• [Brief]
Set down the full listing exactly, character for character.

• [Task data]
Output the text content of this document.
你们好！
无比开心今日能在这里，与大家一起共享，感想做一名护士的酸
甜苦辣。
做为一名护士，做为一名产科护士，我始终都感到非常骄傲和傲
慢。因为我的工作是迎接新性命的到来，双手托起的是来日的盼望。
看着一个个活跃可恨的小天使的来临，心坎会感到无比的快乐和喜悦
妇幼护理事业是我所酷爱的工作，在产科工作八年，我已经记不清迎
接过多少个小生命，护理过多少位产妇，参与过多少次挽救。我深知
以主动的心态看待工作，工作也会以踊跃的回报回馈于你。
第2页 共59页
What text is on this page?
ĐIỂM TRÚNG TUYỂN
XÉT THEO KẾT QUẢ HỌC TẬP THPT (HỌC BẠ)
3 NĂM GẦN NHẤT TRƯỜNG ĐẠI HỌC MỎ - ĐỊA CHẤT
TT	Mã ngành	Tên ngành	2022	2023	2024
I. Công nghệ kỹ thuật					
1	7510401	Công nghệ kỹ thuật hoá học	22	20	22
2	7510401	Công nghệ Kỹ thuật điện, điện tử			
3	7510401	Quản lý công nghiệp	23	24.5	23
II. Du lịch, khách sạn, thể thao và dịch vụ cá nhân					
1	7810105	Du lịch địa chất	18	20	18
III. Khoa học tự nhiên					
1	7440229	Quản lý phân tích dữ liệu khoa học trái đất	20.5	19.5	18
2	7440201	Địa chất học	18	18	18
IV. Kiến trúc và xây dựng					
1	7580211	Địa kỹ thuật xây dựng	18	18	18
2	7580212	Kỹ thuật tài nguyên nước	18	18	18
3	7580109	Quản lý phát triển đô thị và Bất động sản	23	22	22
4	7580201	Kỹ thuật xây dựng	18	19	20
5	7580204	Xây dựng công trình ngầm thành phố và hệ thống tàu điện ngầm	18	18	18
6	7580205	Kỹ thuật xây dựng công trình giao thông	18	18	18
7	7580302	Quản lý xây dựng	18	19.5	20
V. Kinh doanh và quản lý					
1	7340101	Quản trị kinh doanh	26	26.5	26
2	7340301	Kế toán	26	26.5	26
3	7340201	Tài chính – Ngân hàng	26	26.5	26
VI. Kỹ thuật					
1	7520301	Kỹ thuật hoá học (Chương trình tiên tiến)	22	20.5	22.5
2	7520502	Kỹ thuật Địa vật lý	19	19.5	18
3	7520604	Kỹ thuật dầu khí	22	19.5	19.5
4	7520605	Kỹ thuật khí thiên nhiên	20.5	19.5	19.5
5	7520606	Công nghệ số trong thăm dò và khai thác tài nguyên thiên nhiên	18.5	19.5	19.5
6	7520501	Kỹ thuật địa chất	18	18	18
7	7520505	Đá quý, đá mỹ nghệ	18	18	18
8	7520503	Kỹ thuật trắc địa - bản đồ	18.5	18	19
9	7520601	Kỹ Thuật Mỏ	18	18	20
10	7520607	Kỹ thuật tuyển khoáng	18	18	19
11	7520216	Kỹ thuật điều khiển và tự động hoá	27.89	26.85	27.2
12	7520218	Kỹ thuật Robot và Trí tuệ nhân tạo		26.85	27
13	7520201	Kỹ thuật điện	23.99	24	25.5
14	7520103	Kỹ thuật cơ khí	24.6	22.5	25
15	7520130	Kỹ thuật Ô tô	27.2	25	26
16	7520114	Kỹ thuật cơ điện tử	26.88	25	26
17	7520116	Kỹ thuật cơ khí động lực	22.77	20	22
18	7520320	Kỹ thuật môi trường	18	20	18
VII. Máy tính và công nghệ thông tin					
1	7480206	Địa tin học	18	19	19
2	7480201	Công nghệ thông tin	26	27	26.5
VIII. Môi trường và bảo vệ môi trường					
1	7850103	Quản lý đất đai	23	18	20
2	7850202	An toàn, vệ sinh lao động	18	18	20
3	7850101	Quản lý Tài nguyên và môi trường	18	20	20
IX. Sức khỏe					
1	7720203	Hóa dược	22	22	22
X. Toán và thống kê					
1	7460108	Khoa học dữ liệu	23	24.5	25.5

• [Reply to the exercise]
Output the text content of this document.
你们好！
无比开心今日能在这里，与大家一起共享，感想做一名护士的酸
甜苦辣。
做为一名护士，做为一名产科护士，我始终都感到非常骄傲和傲
慢。因为我的工作是迎接新性命的到来，双手托起的是来日的盼望。
看着一个个活跃可恨的小天使的来临，心坎会感到无比的快乐和喜悦
妇幼护理事业是我所酷爱的工作，在产科工作八年，我已经记不清迎
接过多少个小生命，护理过多少位产妇，参与过多少次挽救。我深知
以主动的心态看待工作，工作也会以踊跃的回报回馈于你。
第2页 共59页
What text is on this page?
ĐIỂM TRÚNG TUYỂN
XÉT THEO KẾT QUẢ HỌC TẬP THPT (HỌC BẠ)
3 NĂM GẦN NHẤT TRƯỜNG ĐẠI HỌC MỎ - ĐỊA CHẤT
TT	Mã ngành	Tên ngành	2022	2023	2024
I. Công nghệ kỹ thuật					
1	7510401	Công nghệ kỹ thuật hoá học	22	20	22
2	7510401	Công nghệ Kỹ thuật điện, điện tử			
3	7510401	Quản lý công nghiệp	23	24.5	23
II. Du lịch, khách sạn, thể thao và dịch vụ cá nhân					
1	7810105	Du lịch địa chất	18	20	18
III. Khoa học tự nhiên					
1	7440229	Quản lý phân tích dữ liệu khoa học trái đất	20.5	19.5	18
2	7440201	Địa chất học	18	18	18
IV. Kiến trúc và xây dựng					
1	7580211	Địa kỹ thuật xây dựng	18	18	18
2	7580212	Kỹ thuật tài nguyên nước	18	18	18
3	7580109	Quản lý phát triển đô thị và Bất động sản	23	22	22
4	7580201	Kỹ thuật xây dựng	18	19	20
5	7580204	Xây dựng công trình ngầm thành phố và hệ thống tàu điện ngầm	18	18	18
6	7580205	Kỹ thuật xây dựng công trình giao thông	18	18	18
7	7580302	Quản lý xây dựng	18	19.5	20
V. Kinh doanh và quản lý					
1	7340101	Quản trị kinh doanh	26	26.5	26
2	7340301	Kế toán	26	26.5	26
3	7340201	Tài chính – Ngân hàng	26	26.5	26
VI. Kỹ thuật					
1	7520301	Kỹ thuật hoá học (Chương trình tiên tiến)	22	20.5	22.5
2	7520502	Kỹ thuật Địa vật lý	19	19.5	18
3	7520604	Kỹ thuật dầu khí	22	19.5	19.5
4	7520605	Kỹ thuật khí thiên nhiên	20.5	19.5	19.5
5	7520606	Công nghệ số trong thăm dò và khai thác tài nguyên thiên nhiên	18.5	19.5	19.5
6	7520501	Kỹ thuật địa chất	18	18	18
7	7520505	Đá quý, đá mỹ nghệ	18	18	18
8	7520503	Kỹ thuật trắc địa - bản đồ	18.5	18	19
9	7520601	Kỹ Thuật Mỏ	18	18	20
10	7520607	Kỹ thuật tuyển khoáng	18	18	19
11	7520216	Kỹ thuật điều khiển và tự động hoá	27.89	26.85	27.2
12	7520218	Kỹ thuật Robot và Trí tuệ nhân tạo		26.85	27
13	7520201	Kỹ thuật điện	23.99	24	25.5
14	7520103	Kỹ thuật cơ khí	24.6	22.5	25
15	7520130	Kỹ thuật Ô tô	27.2	25	26
16	7520114	Kỹ thuật cơ điện tử	26.88	25	26
17	7520116	Kỹ thuật cơ khí động lực	22.77	20	22
18	7520320	Kỹ thuật môi trường	18	20	18
VII. Máy tính và công nghệ thông tin					
1	7480206	Địa tin học	18	19	19
2	7480201	Công nghệ thông tin	26	27	26.5
VIII. Môi trường và bảo vệ môi trường					
1	7850103	Quản lý đất đai	23	18	20
2	7850202	An toàn, vệ sinh lao động	18	18	20
3	7850101	Quản lý Tài nguyên và môi trường	18	20	20
IX. Sức khỏe					
1	7720203	Hóa dược	22	22	22
X. Toán và thống kê					
1	7460108	Khoa học dữ liệu	23	24.5	25.5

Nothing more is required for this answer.